Wherever "screenshot" appears in a line, copy that line.

- GIVEN INFORMATION
+ + + + +

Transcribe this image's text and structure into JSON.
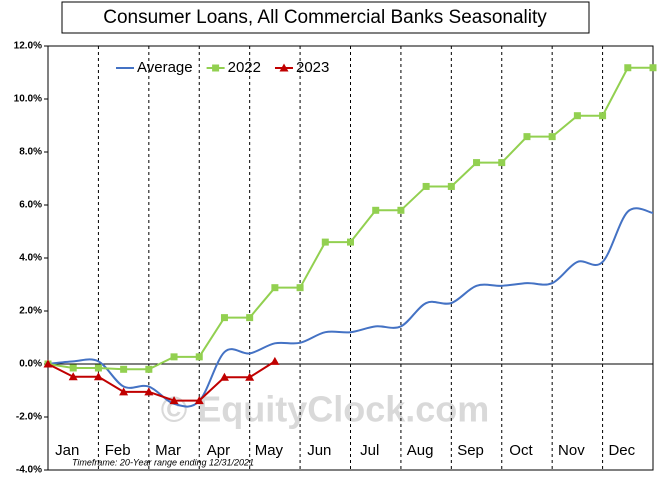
{
  "chart_data": {
    "type": "line",
    "title": "Consumer Loans, All Commercial Banks Seasonality",
    "footnote": "Timeframe: 20-Year range ending 12/31/2021",
    "watermark": "© EquityClock.com",
    "x": [
      0,
      0.5,
      1,
      1.5,
      2,
      2.5,
      3,
      3.5,
      4,
      4.5,
      5,
      5.5,
      6,
      6.5,
      7,
      7.5,
      8,
      8.5,
      9,
      9.5,
      10,
      10.5,
      11,
      11.5,
      12
    ],
    "xlim": [
      0,
      12
    ],
    "xticks": [
      {
        "value": 0.5,
        "label": "Jan"
      },
      {
        "value": 1.5,
        "label": "Feb"
      },
      {
        "value": 2.5,
        "label": "Mar"
      },
      {
        "value": 3.5,
        "label": "Apr"
      },
      {
        "value": 4.5,
        "label": "May"
      },
      {
        "value": 5.5,
        "label": "Jun"
      },
      {
        "value": 6.5,
        "label": "Jul"
      },
      {
        "value": 7.5,
        "label": "Aug"
      },
      {
        "value": 8.5,
        "label": "Sep"
      },
      {
        "value": 9.5,
        "label": "Oct"
      },
      {
        "value": 10.5,
        "label": "Nov"
      },
      {
        "value": 11.5,
        "label": "Dec"
      }
    ],
    "ylim": [
      -4,
      12
    ],
    "yticks": [
      {
        "value": -4,
        "label": "-4.0%"
      },
      {
        "value": -2,
        "label": "-2.0%"
      },
      {
        "value": 0,
        "label": "0.0%"
      },
      {
        "value": 2,
        "label": "2.0%"
      },
      {
        "value": 4,
        "label": "4.0%"
      },
      {
        "value": 6,
        "label": "6.0%"
      },
      {
        "value": 8,
        "label": "8.0%"
      },
      {
        "value": 10,
        "label": "10.0%"
      },
      {
        "value": 12,
        "label": "12.0%"
      }
    ],
    "grid": true,
    "legend": "top-left",
    "series": [
      {
        "name": "Average",
        "color": "#4472c4",
        "marker": "none",
        "smooth": true,
        "values": [
          0,
          0.1,
          0.1,
          -0.85,
          -0.85,
          -1.5,
          -1.4,
          0.45,
          0.4,
          0.78,
          0.8,
          1.2,
          1.2,
          1.42,
          1.42,
          2.3,
          2.3,
          2.95,
          2.95,
          3.05,
          3.05,
          3.85,
          3.85,
          5.75,
          5.7
        ]
      },
      {
        "name": "2022",
        "color": "#92d050",
        "marker": "square",
        "smooth": false,
        "values": [
          0,
          -0.15,
          -0.15,
          -0.2,
          -0.2,
          0.27,
          0.27,
          1.75,
          1.75,
          2.88,
          2.88,
          4.6,
          4.6,
          5.8,
          5.8,
          6.7,
          6.7,
          7.6,
          7.6,
          8.58,
          8.58,
          9.37,
          9.37,
          11.18,
          11.18
        ]
      },
      {
        "name": "2023",
        "color": "#c00000",
        "marker": "triangle",
        "smooth": false,
        "values": [
          0,
          -0.48,
          -0.48,
          -1.05,
          -1.05,
          -1.38,
          -1.38,
          -0.5,
          -0.5,
          0.1,
          null,
          null,
          null,
          null,
          null,
          null,
          null,
          null,
          null,
          null,
          null,
          null,
          null,
          null,
          null
        ]
      }
    ]
  }
}
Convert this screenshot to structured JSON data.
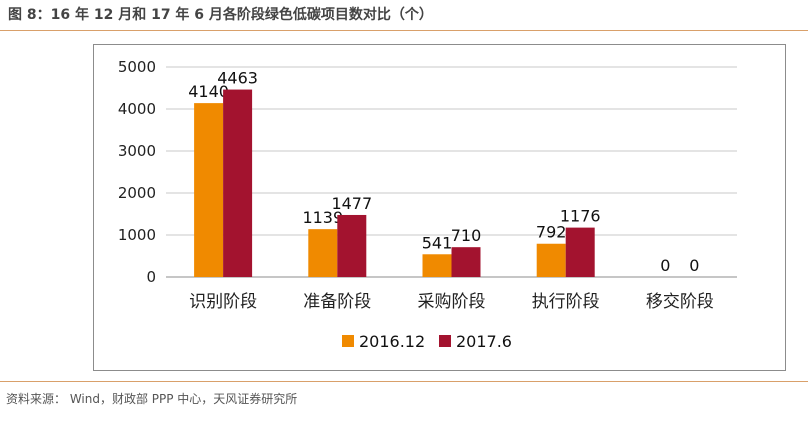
{
  "figure": {
    "title": "图 8：16 年 12 月和 17 年 6 月各阶段绿色低碳项目数对比（个）",
    "source": "资料来源： Wind，财政部 PPP 中心，天风证券研究所"
  },
  "colors": {
    "series_2016": "#f08a00",
    "series_2017": "#a3132f",
    "rule": "#d9a06a",
    "grid": "#c8c8c8"
  },
  "chart_data": {
    "type": "bar",
    "categories": [
      "识别阶段",
      "准备阶段",
      "采购阶段",
      "执行阶段",
      "移交阶段"
    ],
    "series": [
      {
        "name": "2016.12",
        "values": [
          4140,
          1139,
          541,
          792,
          0
        ]
      },
      {
        "name": "2017.6",
        "values": [
          4463,
          1477,
          710,
          1176,
          0
        ]
      }
    ],
    "yticks": [
      "0",
      "1000",
      "2000",
      "3000",
      "4000",
      "5000"
    ],
    "ylim": [
      0,
      5000
    ],
    "grid": true,
    "legend": "bottom"
  }
}
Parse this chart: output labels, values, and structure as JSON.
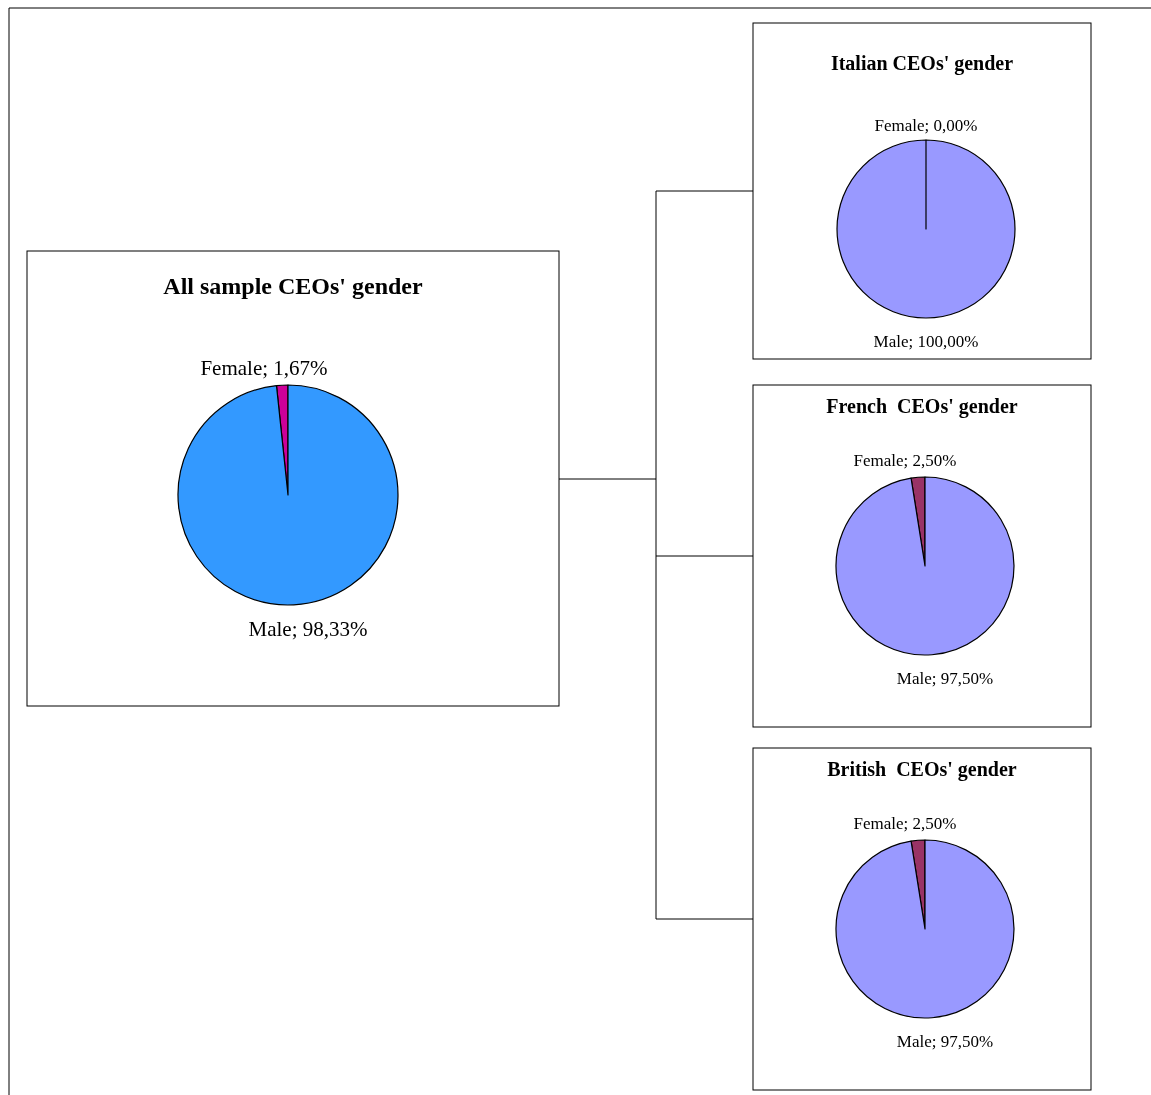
{
  "chart_data": [
    {
      "type": "pie",
      "title": "All sample CEOs' gender",
      "categories": [
        "Female",
        "Male"
      ],
      "values": [
        1.67,
        98.33
      ],
      "colors": [
        "#cc0099",
        "#3399ff"
      ],
      "value_labels": [
        "; 1,67%",
        "; 98,33%"
      ]
    },
    {
      "type": "pie",
      "title": "Italian CEOs' gender",
      "categories": [
        "Female",
        "Male"
      ],
      "values": [
        0,
        100
      ],
      "colors": [
        "#993366",
        "#9999ff"
      ],
      "value_labels": [
        "; 0,00%",
        "; 100,00%"
      ]
    },
    {
      "type": "pie",
      "title": "French  CEOs' gender",
      "categories": [
        "Female",
        "Male"
      ],
      "values": [
        2.5,
        97.5
      ],
      "colors": [
        "#993366",
        "#9999ff"
      ],
      "value_labels": [
        "; 2,50%",
        "; 97,50%"
      ]
    },
    {
      "type": "pie",
      "title": "British  CEOs' gender",
      "categories": [
        "Female",
        "Male"
      ],
      "values": [
        2.5,
        97.5
      ],
      "colors": [
        "#993366",
        "#9999ff"
      ],
      "value_labels": [
        "; 2,50%",
        "; 97,50%"
      ]
    }
  ]
}
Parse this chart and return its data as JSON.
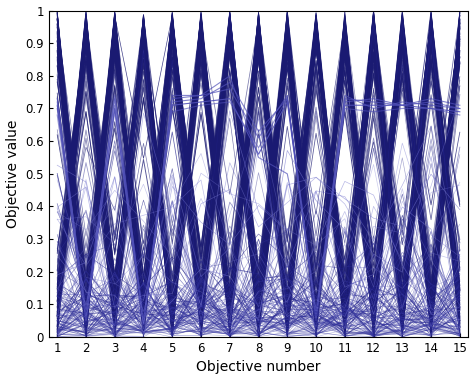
{
  "n_objectives": 15,
  "xlim_min": 1,
  "xlim_max": 15,
  "ylim_min": 0,
  "ylim_max": 1,
  "xlabel": "Objective number",
  "ylabel": "Objective value",
  "xlabel_fontsize": 10,
  "ylabel_fontsize": 10,
  "tick_fontsize": 8.5,
  "background_color": "#ffffff",
  "color_very_dark": "#1a1a72",
  "color_dark": "#22228a",
  "color_mid": "#3535a0",
  "color_light": "#5050b8",
  "color_lighter": "#7070cc",
  "random_seed": 7
}
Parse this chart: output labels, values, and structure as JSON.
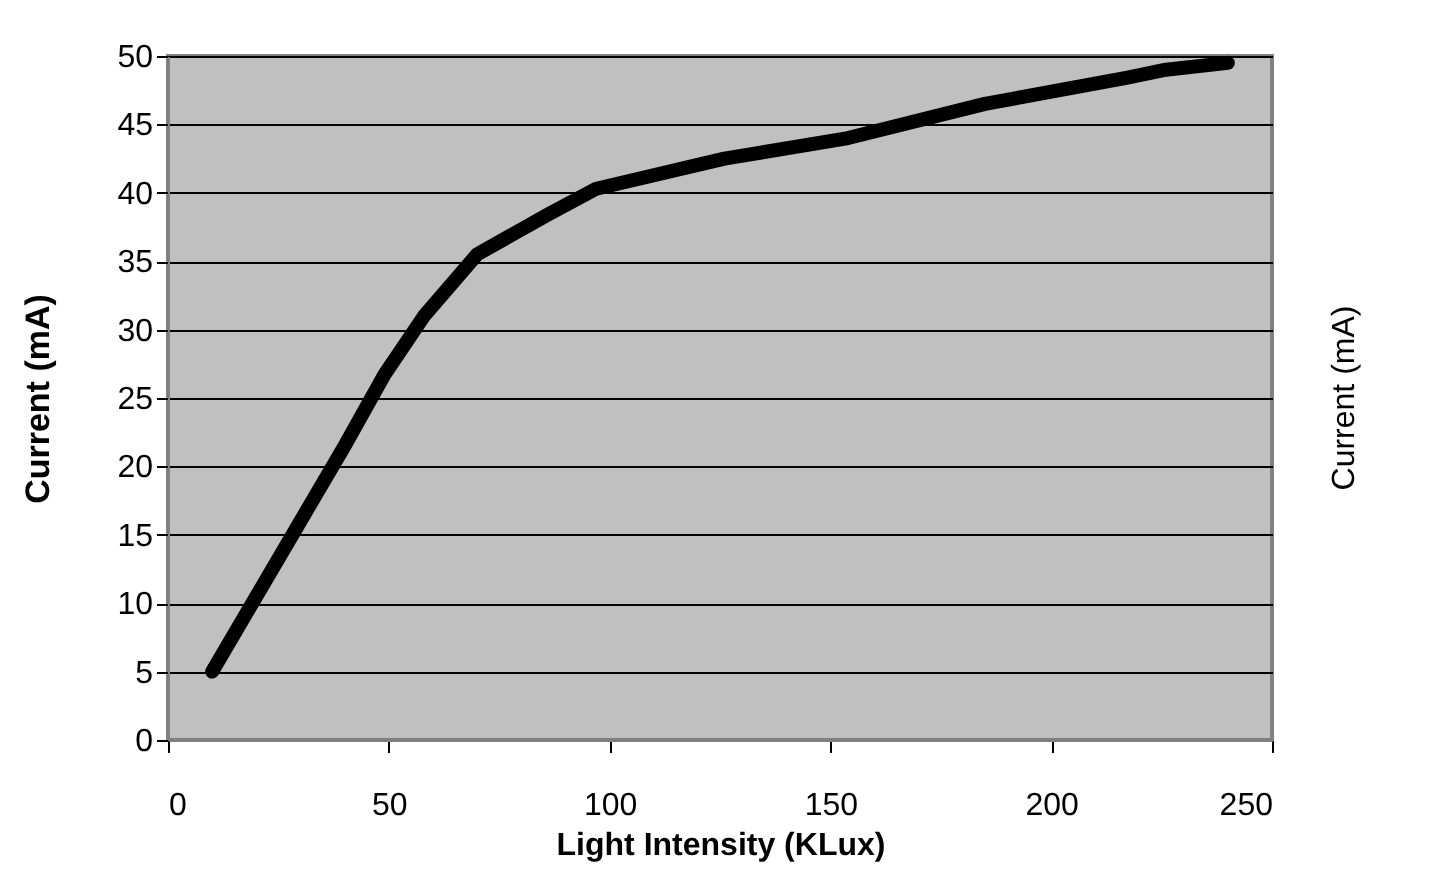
{
  "chart_data": {
    "type": "line",
    "xlabel": "Light Intensity (KLux)",
    "ylabel": "Current (mA)",
    "y2label": "Current (mA)",
    "series": [
      {
        "color": "#000000",
        "x": [
          10,
          20,
          30,
          40,
          49,
          58,
          70,
          86,
          97,
          126,
          154,
          185,
          217,
          226,
          240
        ],
        "values": [
          5,
          10.5,
          16,
          21.5,
          26.7,
          31,
          35.5,
          38.4,
          40.3,
          42.5,
          44,
          46.5,
          48.4,
          49,
          49.5
        ]
      }
    ],
    "xlim": [
      0,
      250
    ],
    "xticks": [
      0,
      50,
      100,
      150,
      200,
      250
    ],
    "ylim": [
      0,
      50
    ],
    "yticks": [
      0,
      5,
      10,
      15,
      20,
      25,
      30,
      35,
      40,
      45,
      50
    ],
    "grid": "y",
    "marker": "none",
    "line_style": "solid"
  }
}
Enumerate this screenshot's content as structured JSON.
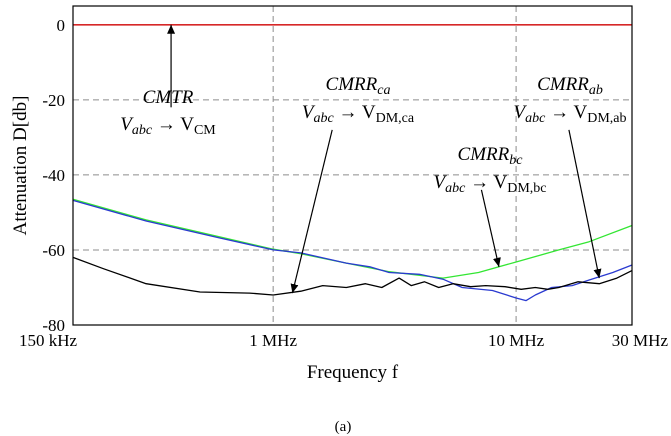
{
  "chart_data": {
    "type": "line",
    "xscale": "log",
    "xlim": [
      150000,
      30000000
    ],
    "ylim": [
      -80,
      5
    ],
    "xlabel": "Frequency f",
    "ylabel": "Attenuation D[db]",
    "caption": "(a)",
    "grid": true,
    "x_ticks": [
      {
        "value": 150000,
        "label": "150 kHz"
      },
      {
        "value": 1000000,
        "label": "1 MHz"
      },
      {
        "value": 10000000,
        "label": "10 MHz"
      },
      {
        "value": 30000000,
        "label": "30 MHz"
      }
    ],
    "y_ticks": [
      {
        "value": 0,
        "label": "0"
      },
      {
        "value": -20,
        "label": "-20"
      },
      {
        "value": -40,
        "label": "-40"
      },
      {
        "value": -60,
        "label": "-60"
      },
      {
        "value": -80,
        "label": "-80"
      }
    ],
    "series": [
      {
        "name": "CMTR",
        "color": "#d62728",
        "x": [
          150000,
          30000000
        ],
        "y": [
          0,
          0
        ]
      },
      {
        "name": "CMRR_bc",
        "color": "#33e633",
        "x": [
          150000,
          300000,
          600000,
          1000000,
          1300000,
          2000000,
          3000000,
          5000000,
          7000000,
          10000000,
          15000000,
          20000000,
          30000000
        ],
        "y": [
          -46.5,
          -52,
          -56.5,
          -59.8,
          -61,
          -63.5,
          -65.8,
          -67.5,
          -66,
          -63.2,
          -60,
          -57.8,
          -53.5
        ]
      },
      {
        "name": "CMRR_ab",
        "color": "#2a3ad0",
        "x": [
          150000,
          300000,
          600000,
          1000000,
          1300000,
          2000000,
          2500000,
          3000000,
          4000000,
          5000000,
          6000000,
          8000000,
          10000000,
          11000000,
          12000000,
          14000000,
          17000000,
          20000000,
          25000000,
          30000000
        ],
        "y": [
          -46.8,
          -52.3,
          -56.8,
          -60,
          -60.8,
          -63.5,
          -64.5,
          -66,
          -66.5,
          -67.8,
          -70,
          -70.8,
          -72.8,
          -73.5,
          -72,
          -70,
          -69.5,
          -68,
          -66,
          -64
        ]
      },
      {
        "name": "CMRR_ca",
        "color": "#000000",
        "x": [
          150000,
          200000,
          300000,
          500000,
          800000,
          1000000,
          1300000,
          1600000,
          2000000,
          2400000,
          2800000,
          3300000,
          3700000,
          4200000,
          4800000,
          5500000,
          6500000,
          7500000,
          9000000,
          10500000,
          12000000,
          13500000,
          15000000,
          18000000,
          22000000,
          26000000,
          30000000
        ],
        "y": [
          -62,
          -65,
          -69,
          -71.2,
          -71.5,
          -72,
          -71,
          -69.5,
          -70,
          -69,
          -70,
          -67.5,
          -69.5,
          -68.5,
          -70,
          -69,
          -69.8,
          -69.5,
          -69.8,
          -70.5,
          -70,
          -70.5,
          -70,
          -68.5,
          -69,
          -67.5,
          -65.5
        ]
      }
    ],
    "annotations": [
      {
        "id": "cmtr",
        "line1": "CMTR",
        "line1_sub": "",
        "line2_a": "V",
        "line2_a_sub": "abc",
        "line2_arrow": "→",
        "line2_b": "V",
        "line2_b_sub": "CM",
        "arrow_from": [
          380000,
          -22
        ],
        "arrow_to": [
          380000,
          0
        ]
      },
      {
        "id": "ca",
        "line1": "CMRR",
        "line1_sub": "ca",
        "line2_a": "V",
        "line2_a_sub": "abc",
        "line2_arrow": "→",
        "line2_b": "V",
        "line2_b_sub": "DM,ca",
        "arrow_from": [
          1750000,
          -28
        ],
        "arrow_to": [
          1200000,
          -71.5
        ]
      },
      {
        "id": "ab",
        "line1": "CMRR",
        "line1_sub": "ab",
        "line2_a": "V",
        "line2_a_sub": "abc",
        "line2_arrow": "→",
        "line2_b": "V",
        "line2_b_sub": "DM,ab",
        "arrow_from": [
          16500000,
          -28
        ],
        "arrow_to": [
          22000000,
          -67.5
        ]
      },
      {
        "id": "bc",
        "line1": "CMRR",
        "line1_sub": "bc",
        "line2_a": "V",
        "line2_a_sub": "abc",
        "line2_arrow": "→",
        "line2_b": "V",
        "line2_b_sub": "DM,bc",
        "arrow_from": [
          7200000,
          -44
        ],
        "arrow_to": [
          8500000,
          -64.5
        ]
      }
    ]
  }
}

+ + + + +

- REPLY TO THE TASK
Convert this screenshot to structured JSON data.
Enumerate this screenshot's content as structured JSON.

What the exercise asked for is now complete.